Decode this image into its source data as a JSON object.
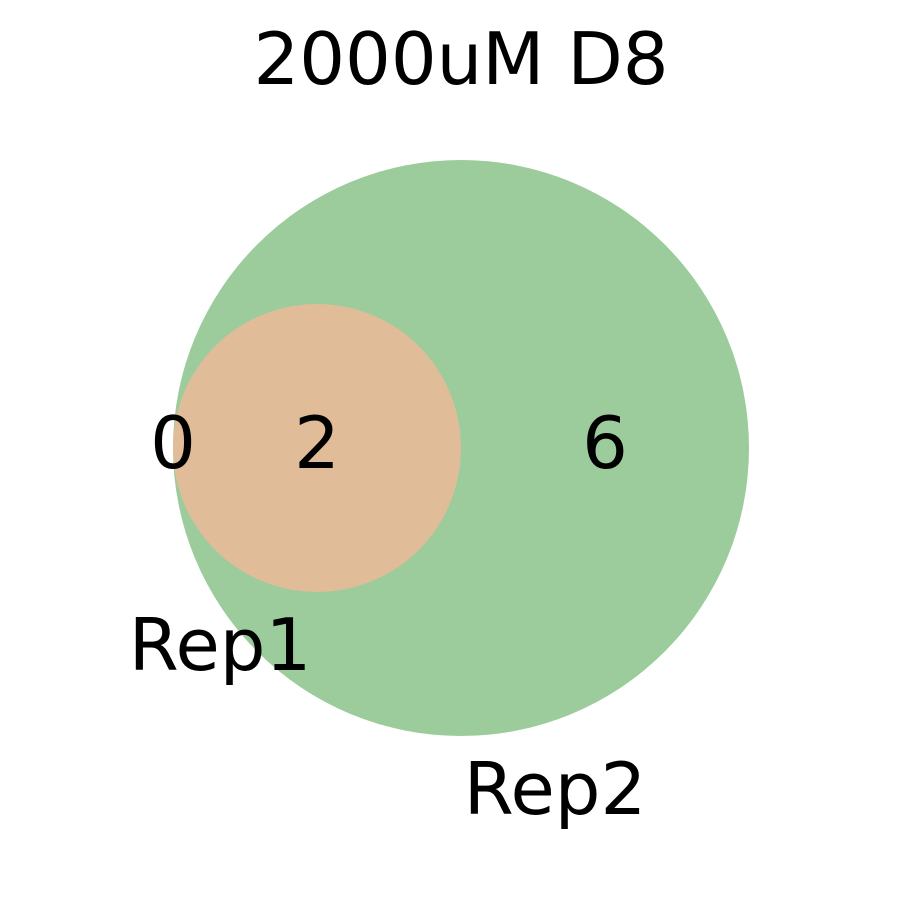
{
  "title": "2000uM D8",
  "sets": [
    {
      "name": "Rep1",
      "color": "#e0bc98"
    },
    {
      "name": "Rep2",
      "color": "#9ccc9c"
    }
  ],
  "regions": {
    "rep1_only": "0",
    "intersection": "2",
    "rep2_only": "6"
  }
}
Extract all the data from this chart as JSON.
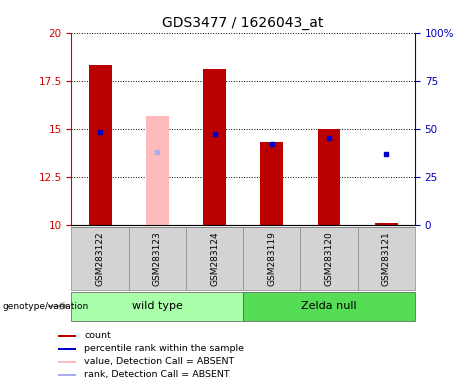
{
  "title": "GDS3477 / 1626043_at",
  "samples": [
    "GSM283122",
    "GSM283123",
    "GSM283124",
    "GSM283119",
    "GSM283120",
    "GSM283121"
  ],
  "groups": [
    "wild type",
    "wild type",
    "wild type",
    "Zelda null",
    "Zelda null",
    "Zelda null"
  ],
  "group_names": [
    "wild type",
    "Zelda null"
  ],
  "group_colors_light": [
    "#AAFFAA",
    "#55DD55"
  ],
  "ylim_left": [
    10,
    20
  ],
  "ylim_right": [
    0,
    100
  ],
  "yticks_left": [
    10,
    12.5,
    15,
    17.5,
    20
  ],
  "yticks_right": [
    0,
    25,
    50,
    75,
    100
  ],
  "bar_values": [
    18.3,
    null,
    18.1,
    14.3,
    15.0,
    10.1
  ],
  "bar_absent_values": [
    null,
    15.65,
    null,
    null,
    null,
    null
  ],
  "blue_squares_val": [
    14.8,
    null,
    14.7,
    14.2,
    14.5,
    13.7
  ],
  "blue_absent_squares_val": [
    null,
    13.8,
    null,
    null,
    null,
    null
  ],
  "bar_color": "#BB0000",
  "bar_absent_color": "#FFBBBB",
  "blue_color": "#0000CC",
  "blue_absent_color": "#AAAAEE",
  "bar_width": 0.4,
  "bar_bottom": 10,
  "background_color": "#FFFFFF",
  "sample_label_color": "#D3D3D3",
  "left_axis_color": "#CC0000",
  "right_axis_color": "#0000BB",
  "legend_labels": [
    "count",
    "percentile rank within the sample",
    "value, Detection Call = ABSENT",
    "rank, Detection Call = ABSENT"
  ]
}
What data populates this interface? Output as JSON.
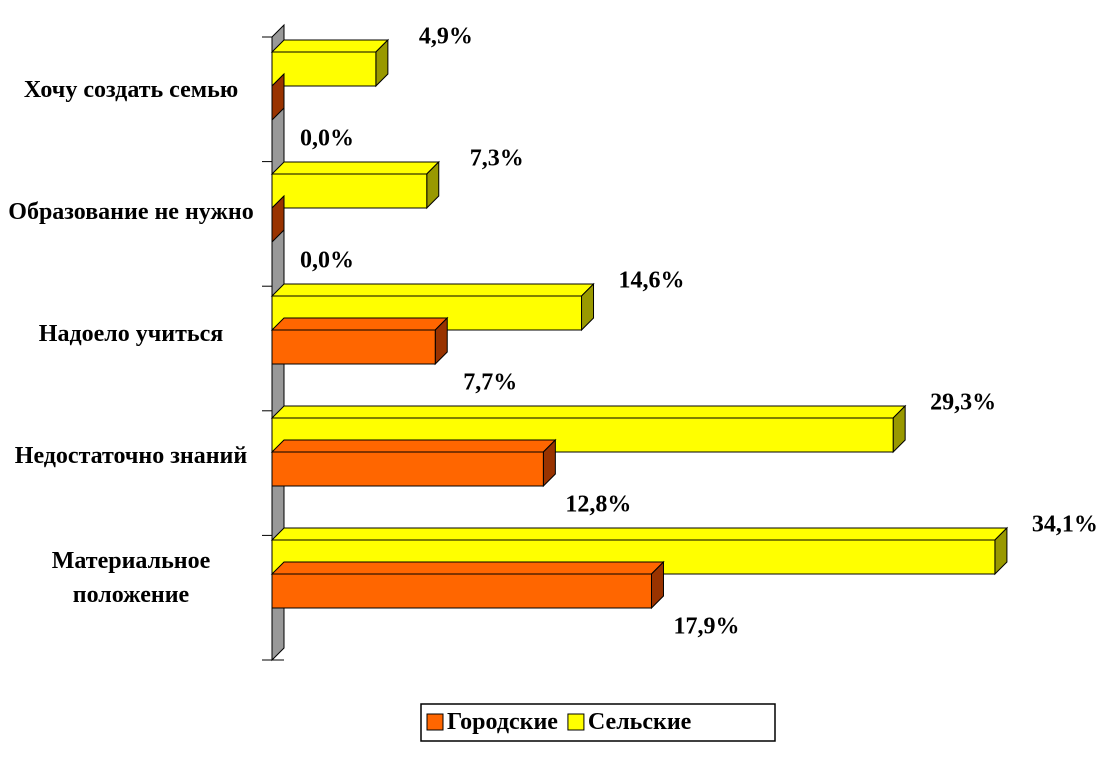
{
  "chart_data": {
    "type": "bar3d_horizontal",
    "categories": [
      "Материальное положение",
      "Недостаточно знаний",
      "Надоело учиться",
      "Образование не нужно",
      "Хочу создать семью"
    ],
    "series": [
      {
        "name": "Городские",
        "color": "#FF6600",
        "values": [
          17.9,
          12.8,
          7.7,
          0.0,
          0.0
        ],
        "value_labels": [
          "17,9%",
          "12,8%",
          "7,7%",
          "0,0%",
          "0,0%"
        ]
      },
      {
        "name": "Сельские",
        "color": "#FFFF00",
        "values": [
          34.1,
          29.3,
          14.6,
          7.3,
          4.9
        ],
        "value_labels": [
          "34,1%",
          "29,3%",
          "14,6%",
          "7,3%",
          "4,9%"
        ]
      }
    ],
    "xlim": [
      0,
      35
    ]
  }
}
☆ ☆ ☆ ☆
■ **What you will do**
Quote the data above in full, leaving out the pictures it holds.

■ **Task answer**
Decode this image into its source data as a JSON object.
{
  "title": "2000uM D8",
  "sets": [
    {
      "name": "Rep1",
      "color": "#e0bc98"
    },
    {
      "name": "Rep2",
      "color": "#9ccc9c"
    }
  ],
  "regions": {
    "rep1_only": "0",
    "intersection": "2",
    "rep2_only": "6"
  }
}
Extract all the data from this chart as JSON.
{
  "title": "GDS3477 / 1626043_at",
  "samples": [
    "GSM283122",
    "GSM283123",
    "GSM283124",
    "GSM283119",
    "GSM283120",
    "GSM283121"
  ],
  "groups": [
    "wild type",
    "wild type",
    "wild type",
    "Zelda null",
    "Zelda null",
    "Zelda null"
  ],
  "group_names": [
    "wild type",
    "Zelda null"
  ],
  "group_colors_light": [
    "#AAFFAA",
    "#55DD55"
  ],
  "ylim_left": [
    10,
    20
  ],
  "ylim_right": [
    0,
    100
  ],
  "yticks_left": [
    10,
    12.5,
    15,
    17.5,
    20
  ],
  "yticks_right": [
    0,
    25,
    50,
    75,
    100
  ],
  "bar_values": [
    18.3,
    null,
    18.1,
    14.3,
    15.0,
    10.1
  ],
  "bar_absent_values": [
    null,
    15.65,
    null,
    null,
    null,
    null
  ],
  "blue_squares_val": [
    14.8,
    null,
    14.7,
    14.2,
    14.5,
    13.7
  ],
  "blue_absent_squares_val": [
    null,
    13.8,
    null,
    null,
    null,
    null
  ],
  "bar_color": "#BB0000",
  "bar_absent_color": "#FFBBBB",
  "blue_color": "#0000CC",
  "blue_absent_color": "#AAAAEE",
  "bar_width": 0.4,
  "bar_bottom": 10,
  "background_color": "#FFFFFF",
  "sample_label_color": "#D3D3D3",
  "left_axis_color": "#CC0000",
  "right_axis_color": "#0000BB",
  "legend_labels": [
    "count",
    "percentile rank within the sample",
    "value, Detection Call = ABSENT",
    "rank, Detection Call = ABSENT"
  ]
}
What data populates this interface? Output as JSON.
{
  "chart_data": {
    "type": "bar3d_horizontal",
    "categories": [
      "Материальное положение",
      "Недостаточно знаний",
      "Надоело учиться",
      "Образование не нужно",
      "Хочу создать семью"
    ],
    "series": [
      {
        "name": "Городские",
        "color": "#FF6600",
        "values": [
          17.9,
          12.8,
          7.7,
          0.0,
          0.0
        ],
        "value_labels": [
          "17,9%",
          "12,8%",
          "7,7%",
          "0,0%",
          "0,0%"
        ]
      },
      {
        "name": "Сельские",
        "color": "#FFFF00",
        "values": [
          34.1,
          29.3,
          14.6,
          7.3,
          4.9
        ],
        "value_labels": [
          "34,1%",
          "29,3%",
          "14,6%",
          "7,3%",
          "4,9%"
        ]
      }
    ],
    "xlim": [
      0,
      35
    ]
  }
}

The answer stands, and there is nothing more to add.